Task instructions:
Below is a listing; copy all of it exactly.

# # # # # # #

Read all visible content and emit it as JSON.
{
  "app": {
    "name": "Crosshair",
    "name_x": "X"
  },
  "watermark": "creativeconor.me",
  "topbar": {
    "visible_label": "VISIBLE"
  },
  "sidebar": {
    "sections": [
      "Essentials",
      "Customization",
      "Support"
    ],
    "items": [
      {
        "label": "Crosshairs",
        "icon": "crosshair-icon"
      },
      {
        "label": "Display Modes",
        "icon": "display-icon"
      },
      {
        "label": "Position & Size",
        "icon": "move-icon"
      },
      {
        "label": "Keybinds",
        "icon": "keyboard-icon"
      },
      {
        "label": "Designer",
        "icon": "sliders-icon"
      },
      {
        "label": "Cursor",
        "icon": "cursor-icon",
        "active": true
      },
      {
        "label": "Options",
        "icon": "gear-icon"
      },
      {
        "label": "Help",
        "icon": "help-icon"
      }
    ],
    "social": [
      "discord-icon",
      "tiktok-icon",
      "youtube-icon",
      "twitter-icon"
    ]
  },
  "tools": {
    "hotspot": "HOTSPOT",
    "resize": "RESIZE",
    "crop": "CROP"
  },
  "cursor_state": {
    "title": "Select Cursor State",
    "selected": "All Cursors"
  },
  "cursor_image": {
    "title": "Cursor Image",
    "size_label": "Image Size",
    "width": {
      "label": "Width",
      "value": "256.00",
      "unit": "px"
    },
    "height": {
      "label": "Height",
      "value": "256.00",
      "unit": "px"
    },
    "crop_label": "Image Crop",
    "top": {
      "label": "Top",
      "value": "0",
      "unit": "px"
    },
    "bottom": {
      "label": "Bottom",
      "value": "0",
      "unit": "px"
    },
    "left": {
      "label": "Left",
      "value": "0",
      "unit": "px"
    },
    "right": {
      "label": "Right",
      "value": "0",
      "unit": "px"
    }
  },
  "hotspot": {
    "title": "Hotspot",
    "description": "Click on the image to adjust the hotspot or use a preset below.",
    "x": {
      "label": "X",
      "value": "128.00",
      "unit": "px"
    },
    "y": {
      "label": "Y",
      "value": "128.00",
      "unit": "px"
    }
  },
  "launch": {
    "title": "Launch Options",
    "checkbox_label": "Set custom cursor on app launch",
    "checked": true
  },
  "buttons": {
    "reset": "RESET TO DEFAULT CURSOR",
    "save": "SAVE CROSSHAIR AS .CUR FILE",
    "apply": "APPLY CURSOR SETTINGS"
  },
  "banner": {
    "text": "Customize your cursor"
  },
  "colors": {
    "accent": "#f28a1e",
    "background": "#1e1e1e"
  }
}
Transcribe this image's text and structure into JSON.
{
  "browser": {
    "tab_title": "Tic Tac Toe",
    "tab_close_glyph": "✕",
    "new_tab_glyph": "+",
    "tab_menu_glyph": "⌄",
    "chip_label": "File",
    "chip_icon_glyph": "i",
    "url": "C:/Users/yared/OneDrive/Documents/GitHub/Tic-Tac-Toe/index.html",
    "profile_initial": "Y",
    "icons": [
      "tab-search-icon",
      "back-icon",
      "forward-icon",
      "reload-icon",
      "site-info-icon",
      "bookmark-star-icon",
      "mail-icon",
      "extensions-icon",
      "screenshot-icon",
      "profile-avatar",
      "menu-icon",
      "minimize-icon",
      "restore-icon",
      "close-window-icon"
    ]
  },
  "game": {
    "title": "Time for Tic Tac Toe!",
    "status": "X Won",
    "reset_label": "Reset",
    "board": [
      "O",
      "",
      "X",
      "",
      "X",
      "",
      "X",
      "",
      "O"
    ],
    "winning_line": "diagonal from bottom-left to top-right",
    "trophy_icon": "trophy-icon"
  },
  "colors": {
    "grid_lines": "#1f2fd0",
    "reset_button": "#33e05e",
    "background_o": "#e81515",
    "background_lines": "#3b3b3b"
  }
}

# # # # # # #

Result:
Read all visible content and emit it as JSON.
{
  "app": {
    "name": "Crosshair",
    "name_x": "X"
  },
  "watermark": "creativeconor.me",
  "topbar": {
    "visible_label": "VISIBLE"
  },
  "sidebar": {
    "sections": [
      "Essentials",
      "Customization",
      "Support"
    ],
    "items": [
      {
        "label": "Crosshairs",
        "icon": "crosshair-icon"
      },
      {
        "label": "Display Modes",
        "icon": "display-icon"
      },
      {
        "label": "Position & Size",
        "icon": "move-icon"
      },
      {
        "label": "Keybinds",
        "icon": "keyboard-icon"
      },
      {
        "label": "Designer",
        "icon": "sliders-icon"
      },
      {
        "label": "Cursor",
        "icon": "cursor-icon",
        "active": true
      },
      {
        "label": "Options",
        "icon": "gear-icon"
      },
      {
        "label": "Help",
        "icon": "help-icon"
      }
    ],
    "social": [
      "discord-icon",
      "tiktok-icon",
      "youtube-icon",
      "twitter-icon"
    ]
  },
  "tools": {
    "hotspot": "HOTSPOT",
    "resize": "RESIZE",
    "crop": "CROP"
  },
  "cursor_state": {
    "title": "Select Cursor State",
    "selected": "All Cursors"
  },
  "cursor_image": {
    "title": "Cursor Image",
    "size_label": "Image Size",
    "width": {
      "label": "Width",
      "value": "256.00",
      "unit": "px"
    },
    "height": {
      "label": "Height",
      "value": "256.00",
      "unit": "px"
    },
    "crop_label": "Image Crop",
    "top": {
      "label": "Top",
      "value": "0",
      "unit": "px"
    },
    "bottom": {
      "label": "Bottom",
      "value": "0",
      "unit": "px"
    },
    "left": {
      "label": "Left",
      "value": "0",
      "unit": "px"
    },
    "right": {
      "label": "Right",
      "value": "0",
      "unit": "px"
    }
  },
  "hotspot": {
    "title": "Hotspot",
    "description": "Click on the image to adjust the hotspot or use a preset below.",
    "x": {
      "label": "X",
      "value": "128.00",
      "unit": "px"
    },
    "y": {
      "label": "Y",
      "value": "128.00",
      "unit": "px"
    }
  },
  "launch": {
    "title": "Launch Options",
    "checkbox_label": "Set custom cursor on app launch",
    "checked": true
  },
  "buttons": {
    "reset": "RESET TO DEFAULT CURSOR",
    "save": "SAVE CROSSHAIR AS .CUR FILE",
    "apply": "APPLY CURSOR SETTINGS"
  },
  "banner": {
    "text": "Customize your cursor"
  },
  "colors": {
    "accent": "#f28a1e",
    "background": "#1e1e1e"
  }
}
Transcribe this image's text and structure into JSON.
{
  "browser": {
    "tab_title": "Tic Tac Toe",
    "tab_close_glyph": "✕",
    "new_tab_glyph": "+",
    "tab_menu_glyph": "⌄",
    "chip_label": "File",
    "chip_icon_glyph": "i",
    "url": "C:/Users/yared/OneDrive/Documents/GitHub/Tic-Tac-Toe/index.html",
    "profile_initial": "Y",
    "icons": [
      "tab-search-icon",
      "back-icon",
      "forward-icon",
      "reload-icon",
      "site-info-icon",
      "bookmark-star-icon",
      "mail-icon",
      "extensions-icon",
      "screenshot-icon",
      "profile-avatar",
      "menu-icon",
      "minimize-icon",
      "restore-icon",
      "close-window-icon"
    ]
  },
  "game": {
    "title": "Time for Tic Tac Toe!",
    "status": "X Won",
    "reset_label": "Reset",
    "board": [
      "O",
      "",
      "X",
      "",
      "X",
      "",
      "X",
      "",
      "O"
    ],
    "winning_line": "diagonal from bottom-left to top-right",
    "trophy_icon": "trophy-icon"
  },
  "colors": {
    "grid_lines": "#1f2fd0",
    "reset_button": "#33e05e",
    "background_o": "#e81515",
    "background_lines": "#3b3b3b"
  }
}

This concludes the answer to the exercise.